◆ **Given instruction**
Show every line below where "tożsamości" can be found.

(Dataset records)
☆ ☆ ☆ ☆ ☆
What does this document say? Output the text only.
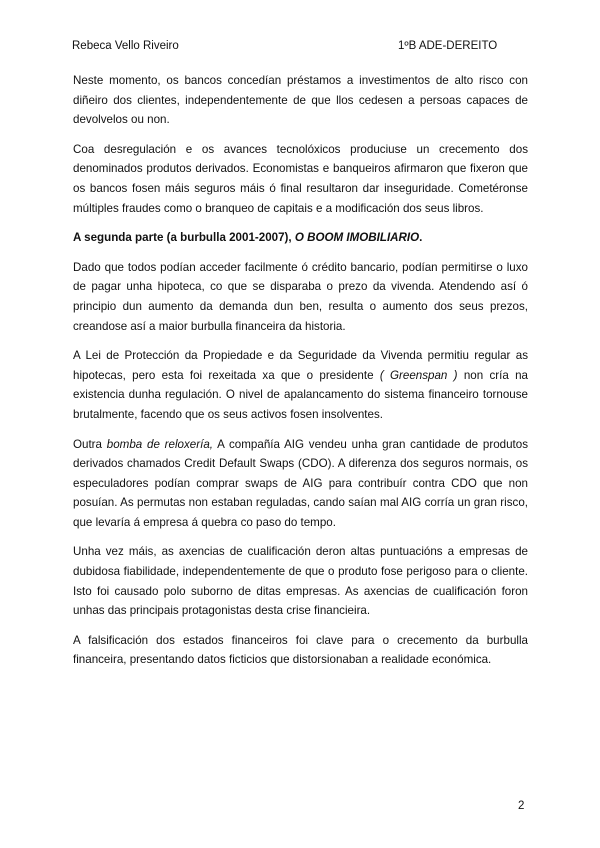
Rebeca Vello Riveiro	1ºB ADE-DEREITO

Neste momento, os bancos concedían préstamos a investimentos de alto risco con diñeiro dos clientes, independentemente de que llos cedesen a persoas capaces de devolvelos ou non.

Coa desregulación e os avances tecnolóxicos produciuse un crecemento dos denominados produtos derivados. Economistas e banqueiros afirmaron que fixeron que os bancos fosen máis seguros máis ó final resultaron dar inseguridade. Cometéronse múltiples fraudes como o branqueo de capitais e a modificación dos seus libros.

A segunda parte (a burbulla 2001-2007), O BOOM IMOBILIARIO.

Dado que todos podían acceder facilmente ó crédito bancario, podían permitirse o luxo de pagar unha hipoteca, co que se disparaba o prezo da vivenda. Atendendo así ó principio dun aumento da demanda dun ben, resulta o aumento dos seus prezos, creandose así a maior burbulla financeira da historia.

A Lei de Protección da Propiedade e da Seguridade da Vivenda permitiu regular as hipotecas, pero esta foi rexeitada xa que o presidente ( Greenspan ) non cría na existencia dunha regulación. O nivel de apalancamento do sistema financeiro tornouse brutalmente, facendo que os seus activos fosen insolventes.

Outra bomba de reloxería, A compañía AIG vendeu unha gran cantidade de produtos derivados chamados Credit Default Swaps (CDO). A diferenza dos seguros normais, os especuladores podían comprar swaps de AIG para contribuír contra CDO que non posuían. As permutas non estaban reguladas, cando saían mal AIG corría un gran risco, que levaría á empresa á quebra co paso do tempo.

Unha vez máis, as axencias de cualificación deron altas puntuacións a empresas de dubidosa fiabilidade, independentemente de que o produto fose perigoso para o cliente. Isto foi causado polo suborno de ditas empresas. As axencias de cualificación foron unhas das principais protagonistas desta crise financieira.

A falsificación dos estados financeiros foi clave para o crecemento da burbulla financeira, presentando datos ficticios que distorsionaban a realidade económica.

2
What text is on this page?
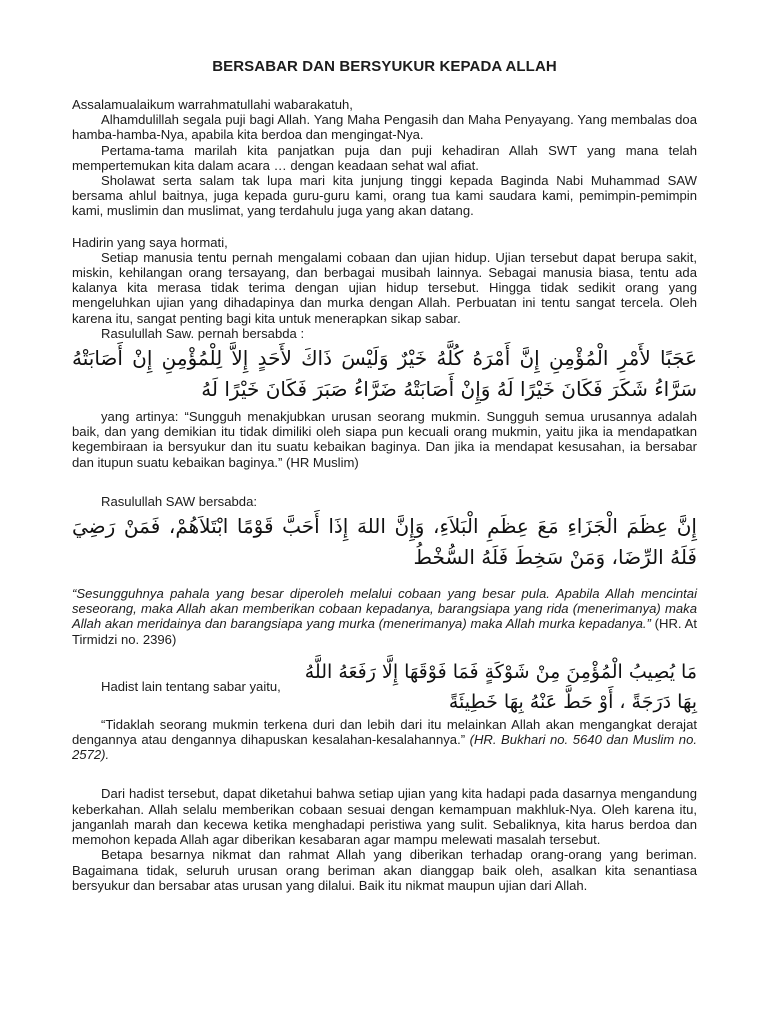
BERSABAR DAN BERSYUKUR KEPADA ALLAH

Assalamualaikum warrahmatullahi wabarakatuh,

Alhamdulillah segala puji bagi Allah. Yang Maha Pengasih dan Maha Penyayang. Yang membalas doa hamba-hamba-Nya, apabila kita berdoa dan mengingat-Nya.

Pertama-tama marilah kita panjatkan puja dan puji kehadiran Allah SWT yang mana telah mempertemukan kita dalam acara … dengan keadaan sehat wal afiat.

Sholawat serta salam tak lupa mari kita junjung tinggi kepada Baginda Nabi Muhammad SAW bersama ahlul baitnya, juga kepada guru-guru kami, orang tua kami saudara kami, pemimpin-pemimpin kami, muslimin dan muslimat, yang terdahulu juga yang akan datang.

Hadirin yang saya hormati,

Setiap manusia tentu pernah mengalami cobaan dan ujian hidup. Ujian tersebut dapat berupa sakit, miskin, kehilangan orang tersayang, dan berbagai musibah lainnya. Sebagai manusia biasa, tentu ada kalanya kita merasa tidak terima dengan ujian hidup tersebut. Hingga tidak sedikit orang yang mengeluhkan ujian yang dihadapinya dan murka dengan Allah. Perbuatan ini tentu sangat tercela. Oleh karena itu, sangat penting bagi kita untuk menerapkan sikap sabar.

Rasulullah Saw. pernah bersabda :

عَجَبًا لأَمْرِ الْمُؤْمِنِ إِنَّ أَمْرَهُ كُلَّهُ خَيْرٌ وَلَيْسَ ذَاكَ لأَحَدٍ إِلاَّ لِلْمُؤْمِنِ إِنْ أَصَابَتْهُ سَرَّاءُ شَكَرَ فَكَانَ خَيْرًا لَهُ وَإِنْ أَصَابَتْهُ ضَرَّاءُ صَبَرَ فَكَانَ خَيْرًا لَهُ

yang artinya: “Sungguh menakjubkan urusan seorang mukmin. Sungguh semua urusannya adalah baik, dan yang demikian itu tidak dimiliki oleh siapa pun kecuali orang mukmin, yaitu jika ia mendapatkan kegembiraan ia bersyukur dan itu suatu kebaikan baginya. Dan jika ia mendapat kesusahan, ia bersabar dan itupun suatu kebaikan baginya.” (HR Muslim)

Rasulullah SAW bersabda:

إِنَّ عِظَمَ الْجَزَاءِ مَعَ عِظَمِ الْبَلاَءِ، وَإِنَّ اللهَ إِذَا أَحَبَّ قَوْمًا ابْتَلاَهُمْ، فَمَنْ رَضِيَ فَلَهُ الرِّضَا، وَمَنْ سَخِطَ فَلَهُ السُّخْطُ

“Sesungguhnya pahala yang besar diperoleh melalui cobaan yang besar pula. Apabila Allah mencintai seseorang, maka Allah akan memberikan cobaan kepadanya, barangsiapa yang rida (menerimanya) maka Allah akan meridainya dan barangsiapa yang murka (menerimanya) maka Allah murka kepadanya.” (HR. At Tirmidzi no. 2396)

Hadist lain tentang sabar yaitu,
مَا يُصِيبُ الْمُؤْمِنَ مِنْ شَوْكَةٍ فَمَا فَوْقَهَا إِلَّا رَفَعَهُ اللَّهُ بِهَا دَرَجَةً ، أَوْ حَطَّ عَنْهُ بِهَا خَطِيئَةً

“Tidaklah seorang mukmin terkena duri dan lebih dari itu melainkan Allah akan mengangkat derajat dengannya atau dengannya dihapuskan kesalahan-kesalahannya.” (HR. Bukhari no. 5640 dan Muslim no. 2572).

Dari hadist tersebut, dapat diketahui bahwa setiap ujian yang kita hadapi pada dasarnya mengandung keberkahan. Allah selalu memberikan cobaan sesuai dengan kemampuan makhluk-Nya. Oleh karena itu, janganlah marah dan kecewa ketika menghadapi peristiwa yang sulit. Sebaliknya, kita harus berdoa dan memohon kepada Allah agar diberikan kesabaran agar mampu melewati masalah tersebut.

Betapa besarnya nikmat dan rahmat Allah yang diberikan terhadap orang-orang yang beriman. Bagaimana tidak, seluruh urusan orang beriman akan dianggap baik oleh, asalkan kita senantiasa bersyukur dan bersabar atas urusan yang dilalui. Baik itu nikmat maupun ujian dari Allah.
☆ ☆ ☆ ☆ ☆
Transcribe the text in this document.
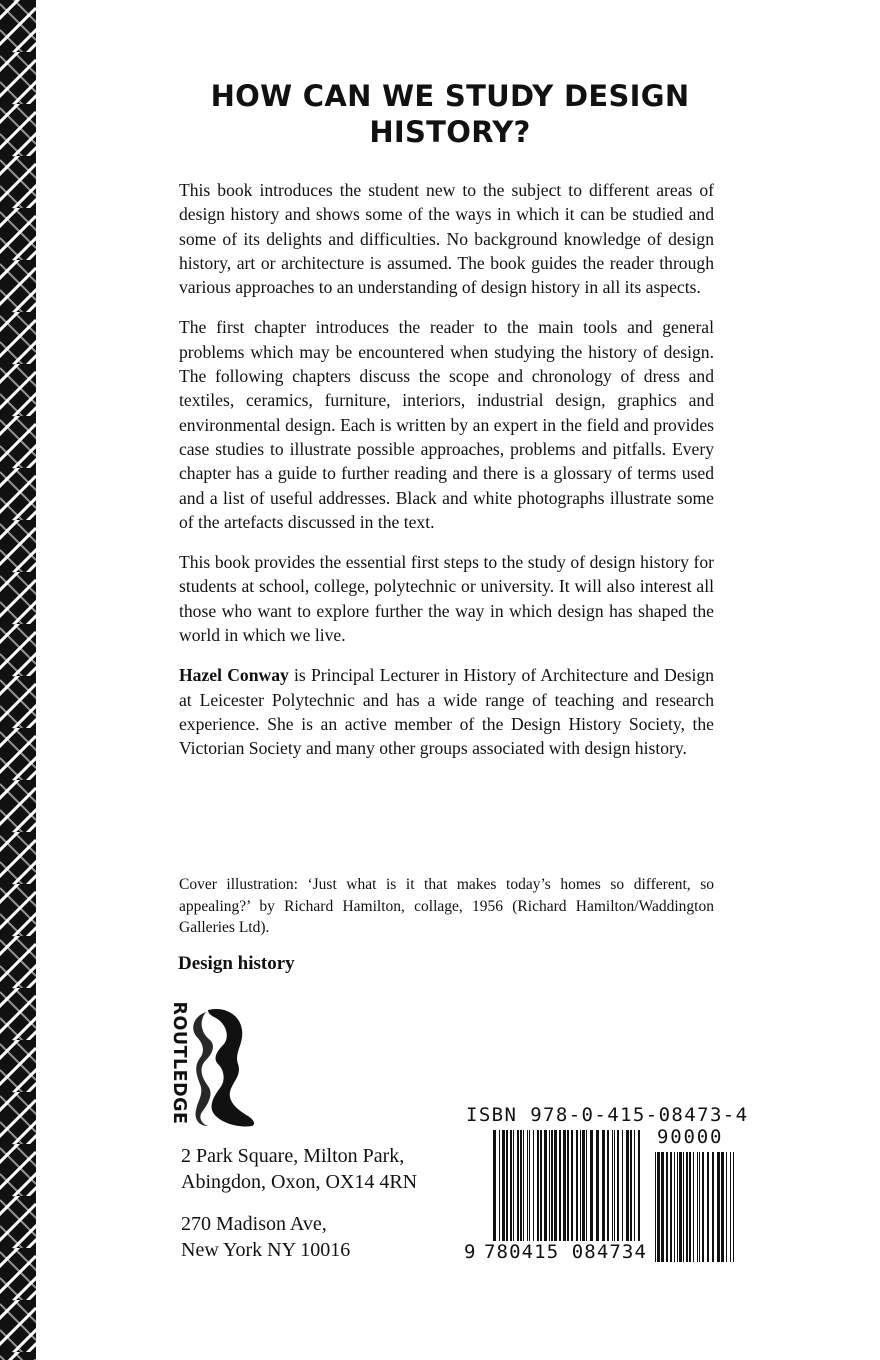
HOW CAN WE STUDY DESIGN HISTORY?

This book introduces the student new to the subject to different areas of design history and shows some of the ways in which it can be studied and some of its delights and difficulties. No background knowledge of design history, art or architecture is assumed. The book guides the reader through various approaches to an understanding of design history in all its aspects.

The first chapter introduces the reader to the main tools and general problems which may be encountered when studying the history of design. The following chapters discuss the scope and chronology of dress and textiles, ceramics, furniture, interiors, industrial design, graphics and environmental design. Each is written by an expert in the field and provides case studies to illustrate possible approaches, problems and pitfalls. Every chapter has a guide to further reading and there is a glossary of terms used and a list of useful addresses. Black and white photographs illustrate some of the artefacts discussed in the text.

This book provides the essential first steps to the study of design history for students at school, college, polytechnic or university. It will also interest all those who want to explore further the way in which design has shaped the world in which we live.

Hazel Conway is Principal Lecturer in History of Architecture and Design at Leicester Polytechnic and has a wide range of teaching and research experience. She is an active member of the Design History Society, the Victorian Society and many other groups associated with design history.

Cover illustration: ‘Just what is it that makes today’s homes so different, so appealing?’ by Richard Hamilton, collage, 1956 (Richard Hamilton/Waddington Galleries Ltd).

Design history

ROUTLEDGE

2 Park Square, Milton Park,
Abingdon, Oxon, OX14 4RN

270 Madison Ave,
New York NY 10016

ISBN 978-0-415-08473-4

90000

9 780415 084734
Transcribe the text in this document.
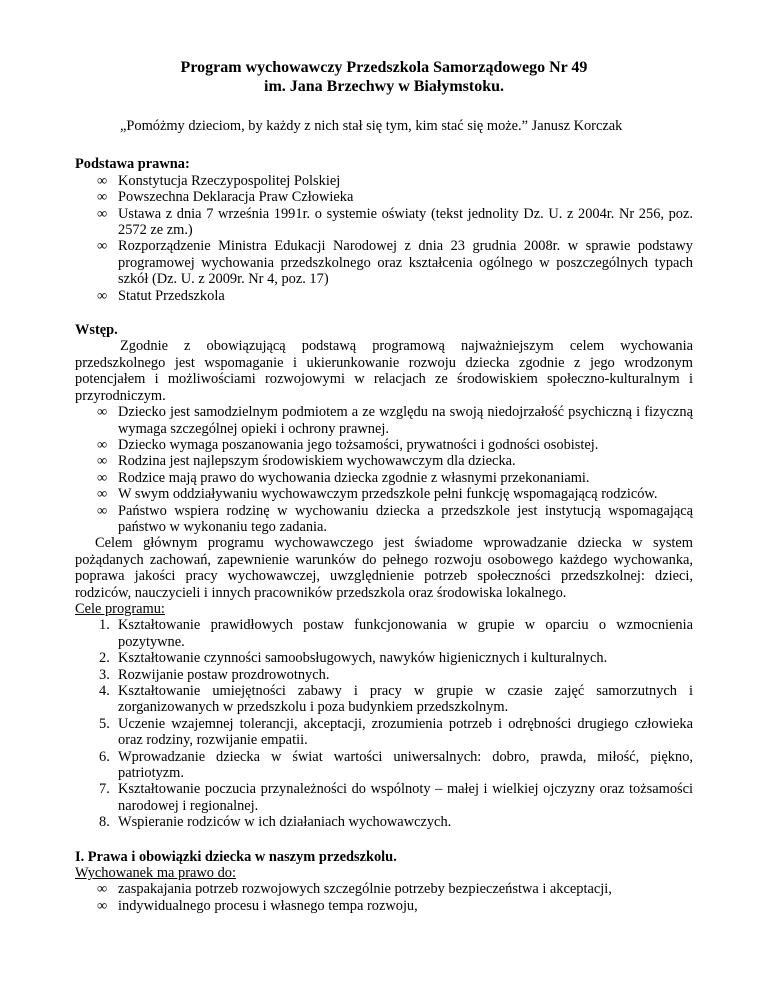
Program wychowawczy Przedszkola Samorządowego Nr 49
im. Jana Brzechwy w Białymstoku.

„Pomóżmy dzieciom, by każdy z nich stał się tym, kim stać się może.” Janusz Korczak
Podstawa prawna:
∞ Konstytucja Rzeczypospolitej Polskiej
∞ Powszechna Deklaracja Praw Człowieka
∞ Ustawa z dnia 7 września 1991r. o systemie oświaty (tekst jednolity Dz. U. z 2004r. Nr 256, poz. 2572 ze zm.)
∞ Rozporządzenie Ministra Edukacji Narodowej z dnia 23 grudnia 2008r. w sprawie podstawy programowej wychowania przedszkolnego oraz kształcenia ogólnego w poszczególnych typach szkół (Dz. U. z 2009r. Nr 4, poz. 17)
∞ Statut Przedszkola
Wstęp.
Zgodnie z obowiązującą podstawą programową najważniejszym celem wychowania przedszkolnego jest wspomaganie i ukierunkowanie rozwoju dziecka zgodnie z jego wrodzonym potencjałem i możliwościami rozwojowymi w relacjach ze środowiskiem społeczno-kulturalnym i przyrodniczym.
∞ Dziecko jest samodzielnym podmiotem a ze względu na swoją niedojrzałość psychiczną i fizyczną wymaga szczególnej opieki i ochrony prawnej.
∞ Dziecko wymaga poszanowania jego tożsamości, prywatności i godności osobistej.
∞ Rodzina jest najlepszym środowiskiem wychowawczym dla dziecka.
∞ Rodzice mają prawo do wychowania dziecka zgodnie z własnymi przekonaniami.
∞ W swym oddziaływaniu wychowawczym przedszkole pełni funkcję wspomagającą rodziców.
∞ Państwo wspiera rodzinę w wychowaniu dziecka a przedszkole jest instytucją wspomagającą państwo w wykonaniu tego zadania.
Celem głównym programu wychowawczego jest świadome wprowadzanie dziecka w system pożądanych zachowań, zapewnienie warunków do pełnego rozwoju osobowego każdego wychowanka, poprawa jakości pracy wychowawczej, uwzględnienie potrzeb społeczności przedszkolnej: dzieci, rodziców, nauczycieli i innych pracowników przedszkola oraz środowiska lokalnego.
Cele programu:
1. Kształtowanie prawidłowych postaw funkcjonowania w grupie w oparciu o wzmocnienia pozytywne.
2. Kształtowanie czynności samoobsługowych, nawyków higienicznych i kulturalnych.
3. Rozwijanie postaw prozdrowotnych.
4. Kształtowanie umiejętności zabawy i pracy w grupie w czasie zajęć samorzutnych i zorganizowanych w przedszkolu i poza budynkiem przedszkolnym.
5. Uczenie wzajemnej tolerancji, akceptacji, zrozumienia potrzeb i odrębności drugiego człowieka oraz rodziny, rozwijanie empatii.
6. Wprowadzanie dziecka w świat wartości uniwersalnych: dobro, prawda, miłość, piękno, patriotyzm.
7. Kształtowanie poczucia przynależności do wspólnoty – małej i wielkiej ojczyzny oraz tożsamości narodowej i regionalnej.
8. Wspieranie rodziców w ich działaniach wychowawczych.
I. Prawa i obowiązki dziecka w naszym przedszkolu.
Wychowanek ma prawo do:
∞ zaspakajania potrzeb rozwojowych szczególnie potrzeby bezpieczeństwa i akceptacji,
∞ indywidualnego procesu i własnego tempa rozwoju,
☆ ☆ ☆ ☆ ☆
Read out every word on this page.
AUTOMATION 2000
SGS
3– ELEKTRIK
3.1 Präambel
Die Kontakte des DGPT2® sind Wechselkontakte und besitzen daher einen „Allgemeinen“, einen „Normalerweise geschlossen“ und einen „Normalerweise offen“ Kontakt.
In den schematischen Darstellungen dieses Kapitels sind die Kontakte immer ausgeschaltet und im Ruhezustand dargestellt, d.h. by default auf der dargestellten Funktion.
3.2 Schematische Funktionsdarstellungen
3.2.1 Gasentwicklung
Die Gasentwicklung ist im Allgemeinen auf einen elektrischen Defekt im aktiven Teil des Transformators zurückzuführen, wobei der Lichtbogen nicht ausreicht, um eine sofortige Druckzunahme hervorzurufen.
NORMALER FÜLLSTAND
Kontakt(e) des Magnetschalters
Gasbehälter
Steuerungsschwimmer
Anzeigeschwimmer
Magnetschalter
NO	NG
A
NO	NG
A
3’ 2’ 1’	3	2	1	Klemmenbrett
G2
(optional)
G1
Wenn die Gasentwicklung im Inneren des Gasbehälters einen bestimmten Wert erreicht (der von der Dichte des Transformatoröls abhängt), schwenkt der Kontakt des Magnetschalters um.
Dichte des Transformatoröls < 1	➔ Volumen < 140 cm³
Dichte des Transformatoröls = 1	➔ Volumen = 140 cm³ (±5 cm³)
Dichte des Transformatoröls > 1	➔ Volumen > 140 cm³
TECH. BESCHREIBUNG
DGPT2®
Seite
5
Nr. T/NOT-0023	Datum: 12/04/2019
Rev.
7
☆ ☆ ☆ ☆ ☆
◆ **Answer to this exercise**
∞ Dziecko wymaga poszanowania jego tożsamości, prywatności i godności osobistej.
7. Kształtowanie poczucia przynależności do wspólnoty – małej i wielkiej ojczyzny oraz tożsamości narodowej i regionalnej.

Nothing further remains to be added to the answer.